» **DIRECTION**: Transcribe the data in full and exactly, omitting any pictures.

» **RAW RECORDS**:
◇ ◇ ◇ ◇

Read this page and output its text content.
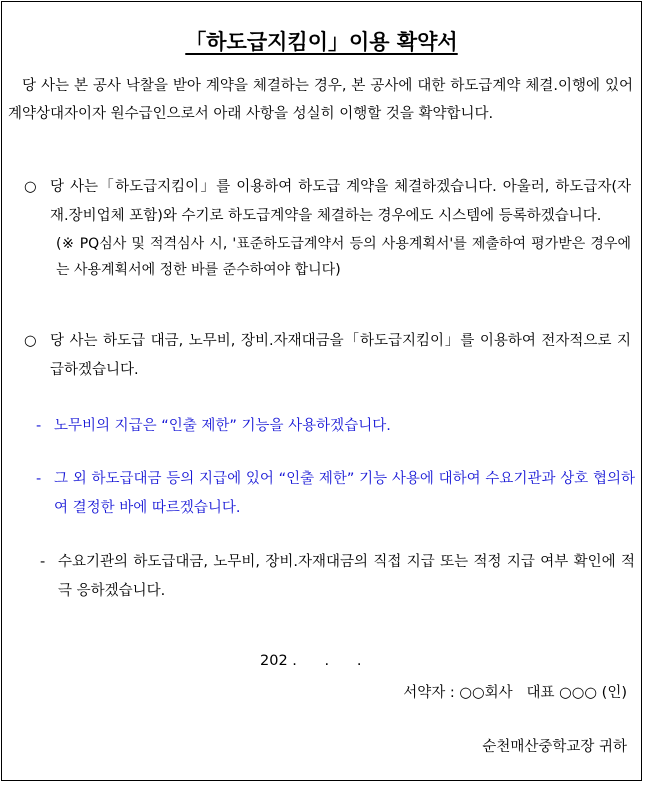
「하도급지킴이」이용 확약서
당 사는 본 공사 낙찰을 받아 계약을 체결하는 경우, 본 공사에 대한 하도급계약 체결.이행에 있어 계약상대자이자 원수급인으로서 아래 사항을 성실히 이행할 것을 확약합니다.
○ 당 사는「하도급지킴이」를 이용하여 하도급 계약을 체결하겠습니다. 아울러, 하도급자(자재.장비업체 포함)와 수기로 하도급계약을 체결하는 경우에도 시스템에 등록하겠습니다.
(※ PQ심사 및 적격심사 시, '표준하도급계약서 등의 사용계획서'를 제출하여 평가받은 경우에는 사용계획서에 정한 바를 준수하여야 합니다)
○ 당 사는 하도급 대금, 노무비, 장비.자재대금을「하도급지킴이」를 이용하여 전자적으로 지급하겠습니다.
- 노무비의 지급은 “인출 제한” 기능을 사용하겠습니다.
- 그 외 하도급대금 등의 지급에 있어 “인출 제한” 기능 사용에 대하여 수요기관과 상호 협의하여 결정한 바에 따르겠습니다.
- 수요기관의 하도급대금, 노무비, 장비.자재대금의 직접 지급 또는 적정 지급 여부 확인에 적극 응하겠습니다.
202 .      .      .
서약자 : ○○회사   대표 ○○○ (인)
순천매산중학교장 귀하
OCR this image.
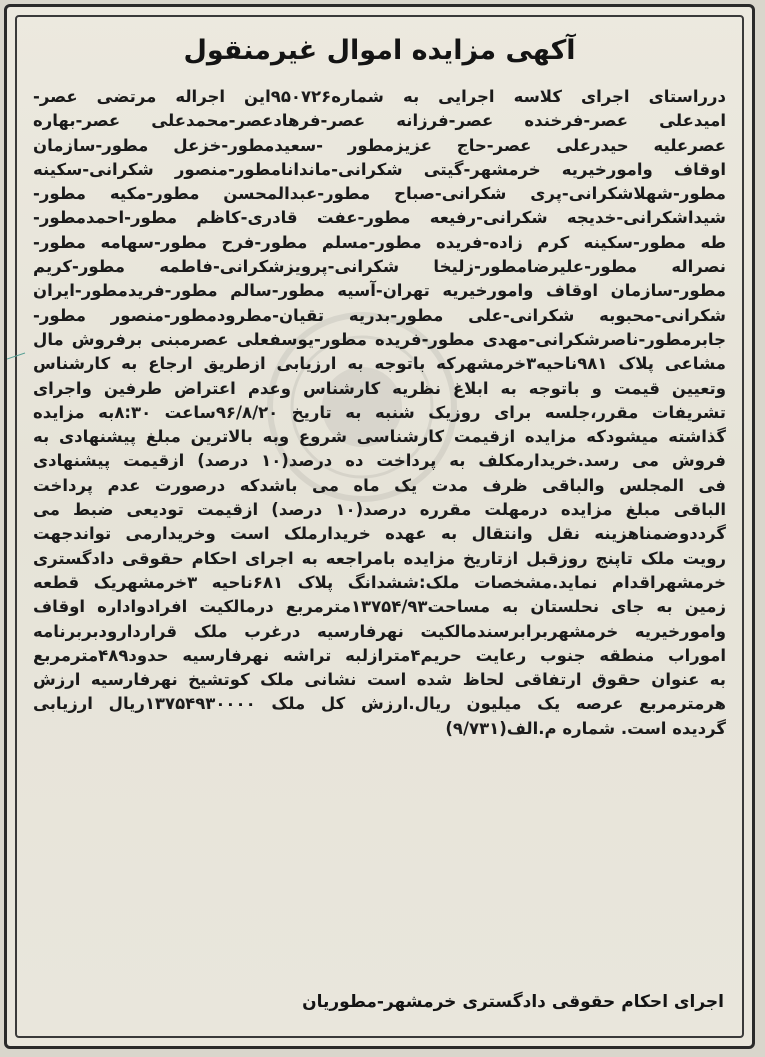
آکهی مزایده اموال غیرمنقول
درراستای اجرای کلاسه اجرایی به شماره۹۵۰۷۲۶این اجراله مرتضی عصر-
امیدعلی عصر-فرخنده عصر-فرزانه عصر-فرهادعصر-محمدعلی عصر-بهاره
عصرعلیه حیدرعلی عصر-حاج عزیزمطور -سعیدمطور-خزعل مطور-سازمان
اوقاف وامورخیریه خرمشهر-گیتی شکرانی-ماندانامطور-منصور شکرانی-سکینه
مطور-شهلاشکرانی-پری شکرانی-صباح مطور-عبدالمحسن مطور-مکیه مطور-
شیداشکرانی-خدیجه شکرانی-رفیعه مطور-عفت قادری-کاظم مطور-احمدمطور-
طه مطور-سکینه کرم زاده-فریده مطور-مسلم مطور-فرح مطور-سهامه مطور-
نصراله مطور-علیرضامطور-زلیخا شکرانی-پرویزشکرانی-فاطمه مطور-کریم
مطور-سازمان اوقاف وامورخیریه تهران-آسیه مطور-سالم مطور-فریدمطور-ایران
شکرانی-محبوبه شکرانی-علی مطور-بدریه تقیان-مطرودمطور-منصور مطور-
جابرمطور-ناصرشکرانی-مهدی مطور-فریده مطور-یوسفعلی عصرمبنی برفروش مال
مشاعی پلاک ۹۸۱ناحیه۳خرمشهرکه باتوجه به ارزیابی ازطریق ارجاع به کارشناس
وتعیین قیمت و باتوجه به ابلاغ نظریه کارشناس وعدم اعتراض طرفین واجرای
تشریفات مقرر،جلسه برای روزیک شنبه به تاریخ ۹۶/۸/۲۰ساعت ۸:۳۰به مزایده
گذاشته میشودکه مزایده ازقیمت کارشناسی شروع وبه بالاترین مبلغ پیشنهادی به
فروش می رسد.خریدارمکلف به پرداخت ده درصد(۱۰ درصد) ازقیمت پیشنهادی
فی المجلس والباقی ظرف مدت یک ماه می باشدکه درصورت عدم پرداخت
الباقی مبلغ مزایده درمهلت مقرره درصد(۱۰ درصد) ازقیمت تودیعی ضبط می
گرددوضمناهزینه نقل وانتقال به عهده خریدارملک است وخریدارمی تواندجهت
رویت ملک تاپنج روزقبل ازتاریخ مزایده بامراجعه به اجرای احکام حقوقی دادگستری
خرمشهراقدام نماید.مشخصات ملک:ششدانگ پلاک ۶۸۱ناحیه ۳خرمشهریک قطعه
زمین به جای نحلستان به مساحت۱۳۷۵۴/۹۳مترمربع درمالکیت افرادواداره اوقاف
وامورخیریه خرمشهربرابرسندمالکیت نهرفارسیه درغرب ملک قراردارودبربرنامه
اموراب منطقه جنوب رعایت حریم۴مترازلبه تراشه نهرفارسیه حدود۴۸۹مترمربع
به عنوان حقوق ارتفاقی لحاظ شده است نشانی ملک کوتشیخ نهرفارسیه ارزش
هرمترمربع عرصه یک میلیون ریال.ارزش کل ملک ۱۳۷۵۴۹۳۰۰۰۰ریال ارزیابی
گردیده است. شماره م.الف(۹/۷۳۱)
اجرای احکام حقوقی دادگستری خرمشهر-مطوریان
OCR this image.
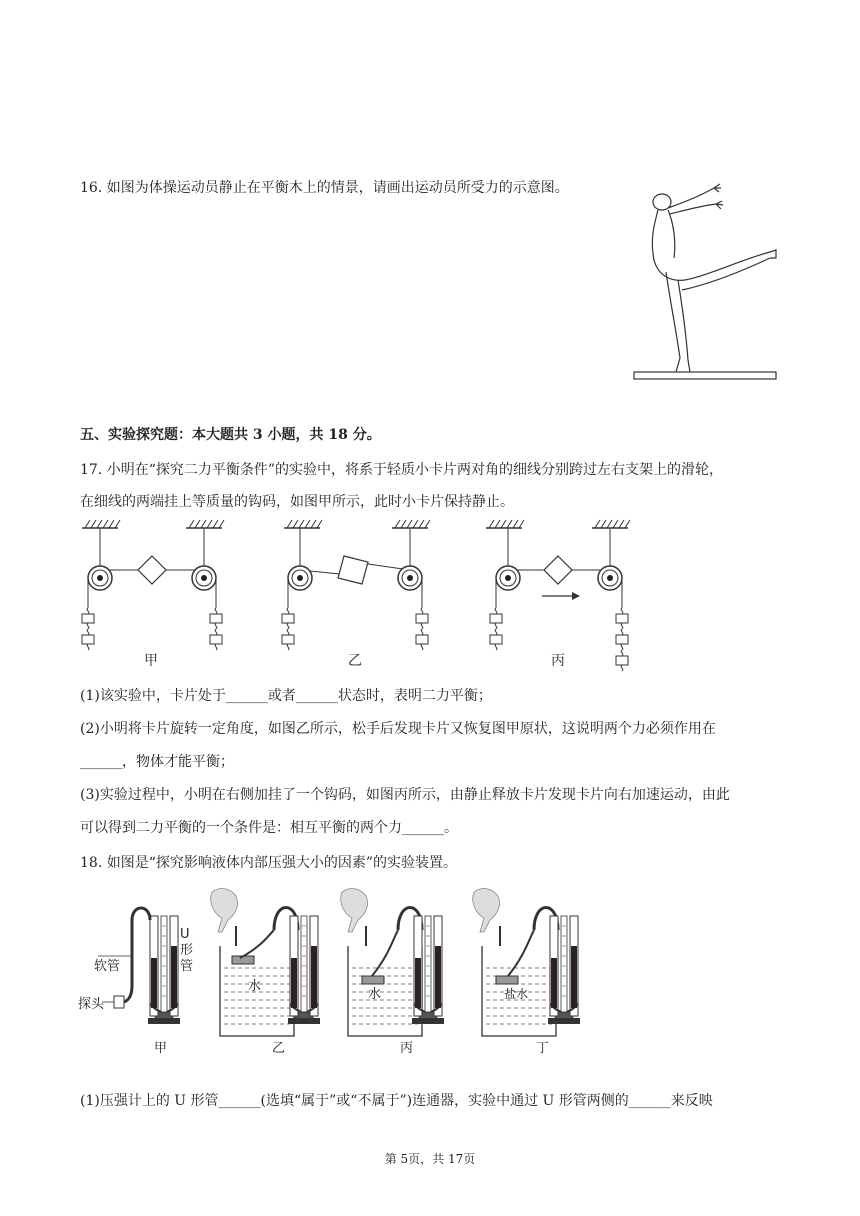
16. 如图为体操运动员静止在平衡木上的情景，请画出运动员所受力的示意图。
五、实验探究题：本大题共 3 小题，共 18 分。
17. 小明在“探究二力平衡条件”的实验中，将系于轻质小卡片两对角的细线分别跨过左右支架上的滑轮，
在细线的两端挂上等质量的钩码，如图甲所示，此时小卡片保持静止。
甲	乙	丙
(1)该实验中，卡片处于______或者______状态时，表明二力平衡；
(2)小明将卡片旋转一定角度，如图乙所示，松手后发现卡片又恢复图甲原状，这说明两个力必须作用在
______，物体才能平衡；
(3)实验过程中，小明在右侧加挂了一个钩码，如图丙所示，由静止释放卡片发现卡片向右加速运动，由此
可以得到二力平衡的一个条件是：相互平衡的两个力______。
18. 如图是“探究影响液体内部压强大小的因素”的实验装置。
软管
U
形
管
探头
水
水	盐水
甲	乙	丙	丁
(1)压强计上的 U 形管______(选填“属于”或“不属于”)连通器，实验中通过 U 形管两侧的______来反映
第 5页，共 17页
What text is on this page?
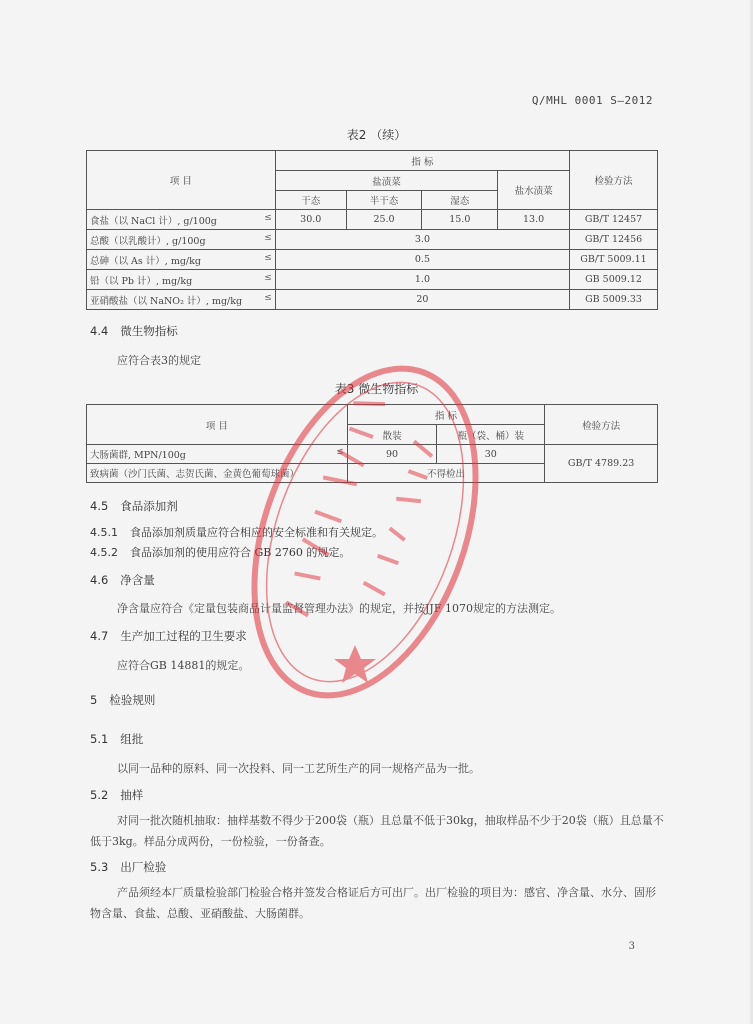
Q/MHL 0001 S—2012
表2 （续）
项 目	指 标				检验方法
	盐渍菜			盐水渍菜	
	干态	半干态	湿态		
食盐（以 NaCl 计）, g/100g ≤	30.0	25.0	15.0	13.0	GB/T 12457
总酸（以乳酸计）, g/100g ≤	3.0				GB/T 12456
总砷（以 As 计）, mg/kg ≤	0.5				GB/T 5009.11
铅（以 Pb 计）, mg/kg ≤	1.0				GB 5009.12
亚硝酸盐（以 NaNO₂ 计）, mg/kg ≤	20				GB 5009.33
4.4 微生物指标
应符合表3的规定
表3 微生物指标
项 目	指 标		检验方法
	散装	瓶（袋、桶）装	
大肠菌群, MPN/100g ≤	90	30	GB/T 4789.23
致病菌（沙门氏菌、志贺氏菌、金黄色葡萄球菌）	不得检出		
4.5 食品添加剂
4.5.1 食品添加剂质量应符合相应的安全标准和有关规定。
4.5.2 食品添加剂的使用应符合 GB 2760 的规定。
4.6 净含量
净含量应符合《定量包装商品计量监督管理办法》的规定，并按JJF 1070规定的方法测定。
4.7 生产加工过程的卫生要求
应符合GB 14881的规定。
5 检验规则
5.1 组批
以同一品种的原料、同一次投料、同一工艺所生产的同一规格产品为一批。
5.2 抽样
对同一批次随机抽取：抽样基数不得少于200袋（瓶）且总量不低于30kg，抽取样品不少于20袋（瓶）且总量不低于3kg。样品分成两份，一份检验，一份备查。
5.3 出厂检验
产品须经本厂质量检验部门检验合格并签发合格证后方可出厂。出厂检验的项目为：感官、净含量、水分、固形物含量、食盐、总酸、亚硝酸盐、大肠菌群。
3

◇ ◇ ◇ ◇

» **WRITTEN RESPONSE**:
Read this page and output its text content.
「하도급지킴이」이용 확약서
당 사는 본 공사 낙찰을 받아 계약을 체결하는 경우, 본 공사에 대한 하도급계약 체결.이행에 있어 계약상대자이자 원수급인으로서 아래 사항을 성실히 이행할 것을 확약합니다.
○ 당 사는「하도급지킴이」를 이용하여 하도급 계약을 체결하겠습니다. 아울러, 하도급자(자재.장비업체 포함)와 수기로 하도급계약을 체결하는 경우에도 시스템에 등록하겠습니다.
(※ PQ심사 및 적격심사 시, '표준하도급계약서 등의 사용계획서'를 제출하여 평가받은 경우에는 사용계획서에 정한 바를 준수하여야 합니다)
○ 당 사는 하도급 대금, 노무비, 장비.자재대금을「하도급지킴이」를 이용하여 전자적으로 지급하겠습니다.
- 노무비의 지급은 “인출 제한” 기능을 사용하겠습니다.
- 그 외 하도급대금 등의 지급에 있어 “인출 제한” 기능 사용에 대하여 수요기관과 상호 협의하여 결정한 바에 따르겠습니다.
- 수요기관의 하도급대금, 노무비, 장비.자재대금의 직접 지급 또는 적정 지급 여부 확인에 적극 응하겠습니다.
202 .      .      .
서약자 : ○○회사   대표 ○○○ (인)
순천매산중학교장 귀하
OCR this image.
آکهی مزایده اموال غیرمنقول
درراستای اجرای کلاسه اجرایی به شماره۹۵۰۷۲۶این اجراله مرتضی عصر-
امیدعلی عصر-فرخنده عصر-فرزانه عصر-فرهادعصر-محمدعلی عصر-بهاره
عصرعلیه حیدرعلی عصر-حاج عزیزمطور -سعیدمطور-خزعل مطور-سازمان
اوقاف وامورخیریه خرمشهر-گیتی شکرانی-ماندانامطور-منصور شکرانی-سکینه
مطور-شهلاشکرانی-پری شکرانی-صباح مطور-عبدالمحسن مطور-مکیه مطور-
شیداشکرانی-خدیجه شکرانی-رفیعه مطور-عفت قادری-کاظم مطور-احمدمطور-
طه مطور-سکینه کرم زاده-فریده مطور-مسلم مطور-فرح مطور-سهامه مطور-
نصراله مطور-علیرضامطور-زلیخا شکرانی-پرویزشکرانی-فاطمه مطور-کریم
مطور-سازمان اوقاف وامورخیریه تهران-آسیه مطور-سالم مطور-فریدمطور-ایران
شکرانی-محبوبه شکرانی-علی مطور-بدریه تقیان-مطرودمطور-منصور مطور-
جابرمطور-ناصرشکرانی-مهدی مطور-فریده مطور-یوسفعلی عصرمبنی برفروش مال
مشاعی پلاک ۹۸۱ناحیه۳خرمشهرکه باتوجه به ارزیابی ازطریق ارجاع به کارشناس
وتعیین قیمت و باتوجه به ابلاغ نظریه کارشناس وعدم اعتراض طرفین واجرای
تشریفات مقرر،جلسه برای روزیک شنبه به تاریخ ۹۶/۸/۲۰ساعت ۸:۳۰به مزایده
گذاشته میشودکه مزایده ازقیمت کارشناسی شروع وبه بالاترین مبلغ پیشنهادی به
فروش می رسد.خریدارمکلف به پرداخت ده درصد(۱۰ درصد) ازقیمت پیشنهادی
فی المجلس والباقی ظرف مدت یک ماه می باشدکه درصورت عدم پرداخت
الباقی مبلغ مزایده درمهلت مقرره درصد(۱۰ درصد) ازقیمت تودیعی ضبط می
گرددوضمناهزینه نقل وانتقال به عهده خریدارملک است وخریدارمی تواندجهت
رویت ملک تاپنج روزقبل ازتاریخ مزایده بامراجعه به اجرای احکام حقوقی دادگستری
خرمشهراقدام نماید.مشخصات ملک:ششدانگ پلاک ۶۸۱ناحیه ۳خرمشهریک قطعه
زمین به جای نحلستان به مساحت۱۳۷۵۴/۹۳مترمربع درمالکیت افرادواداره اوقاف
وامورخیریه خرمشهربرابرسندمالکیت نهرفارسیه درغرب ملک قراردارودبربرنامه
اموراب منطقه جنوب رعایت حریم۴مترازلبه تراشه نهرفارسیه حدود۴۸۹مترمربع
به عنوان حقوق ارتفاقی لحاظ شده است نشانی ملک کوتشیخ نهرفارسیه ارزش
هرمترمربع عرصه یک میلیون ریال.ارزش کل ملک ۱۳۷۵۴۹۳۰۰۰۰ریال ارزیابی
گردیده است. شماره م.الف(۹/۷۳۱)
اجرای احکام حقوقی دادگستری خرمشهر-مطوریان
OCR this image.
16. 如图为体操运动员静止在平衡木上的情景，请画出运动员所受力的示意图。
五、实验探究题：本大题共 3 小题，共 18 分。
17. 小明在“探究二力平衡条件”的实验中，将系于轻质小卡片两对角的细线分别跨过左右支架上的滑轮，
在细线的两端挂上等质量的钩码，如图甲所示，此时小卡片保持静止。
甲	乙	丙
(1)该实验中，卡片处于______或者______状态时，表明二力平衡；
(2)小明将卡片旋转一定角度，如图乙所示，松手后发现卡片又恢复图甲原状，这说明两个力必须作用在
______，物体才能平衡；
(3)实验过程中，小明在右侧加挂了一个钩码，如图丙所示，由静止释放卡片发现卡片向右加速运动，由此
可以得到二力平衡的一个条件是：相互平衡的两个力______。
18. 如图是“探究影响液体内部压强大小的因素”的实验装置。
软管
U
形
管
探头
水
水	盐水
甲	乙	丙	丁
(1)压强计上的 U 形管______(选填“属于”或“不属于”)连通器，实验中通过 U 形管两侧的______来反映
第 5页，共 17页
What text is on this page?
Q/MHL 0001 S—2012
表2 （续）
项 目	指 标				检验方法
	盐渍菜			盐水渍菜	
	干态	半干态	湿态		
食盐（以 NaCl 计）, g/100g ≤	30.0	25.0	15.0	13.0	GB/T 12457
总酸（以乳酸计）, g/100g ≤	3.0				GB/T 12456
总砷（以 As 计）, mg/kg ≤	0.5				GB/T 5009.11
铅（以 Pb 计）, mg/kg ≤	1.0				GB 5009.12
亚硝酸盐（以 NaNO₂ 计）, mg/kg ≤	20				GB 5009.33
4.4 微生物指标
应符合表3的规定
表3 微生物指标
项 目	指 标		检验方法
	散装	瓶（袋、桶）装	
大肠菌群, MPN/100g ≤	90	30	GB/T 4789.23
致病菌（沙门氏菌、志贺氏菌、金黄色葡萄球菌）	不得检出		
4.5 食品添加剂
4.5.1 食品添加剂质量应符合相应的安全标准和有关规定。
4.5.2 食品添加剂的使用应符合 GB 2760 的规定。
4.6 净含量
净含量应符合《定量包装商品计量监督管理办法》的规定，并按JJF 1070规定的方法测定。
4.7 生产加工过程的卫生要求
应符合GB 14881的规定。
5 检验规则
5.1 组批
以同一品种的原料、同一次投料、同一工艺所生产的同一规格产品为一批。
5.2 抽样
对同一批次随机抽取：抽样基数不得少于200袋（瓶）且总量不低于30kg，抽取样品不少于20袋（瓶）且总量不低于3kg。样品分成两份，一份检验，一份备查。
5.3 出厂检验
产品须经本厂质量检验部门检验合格并签发合格证后方可出厂。出厂检验的项目为：感官、净含量、水分、固形物含量、食盐、总酸、亚硝酸盐、大肠菌群。
3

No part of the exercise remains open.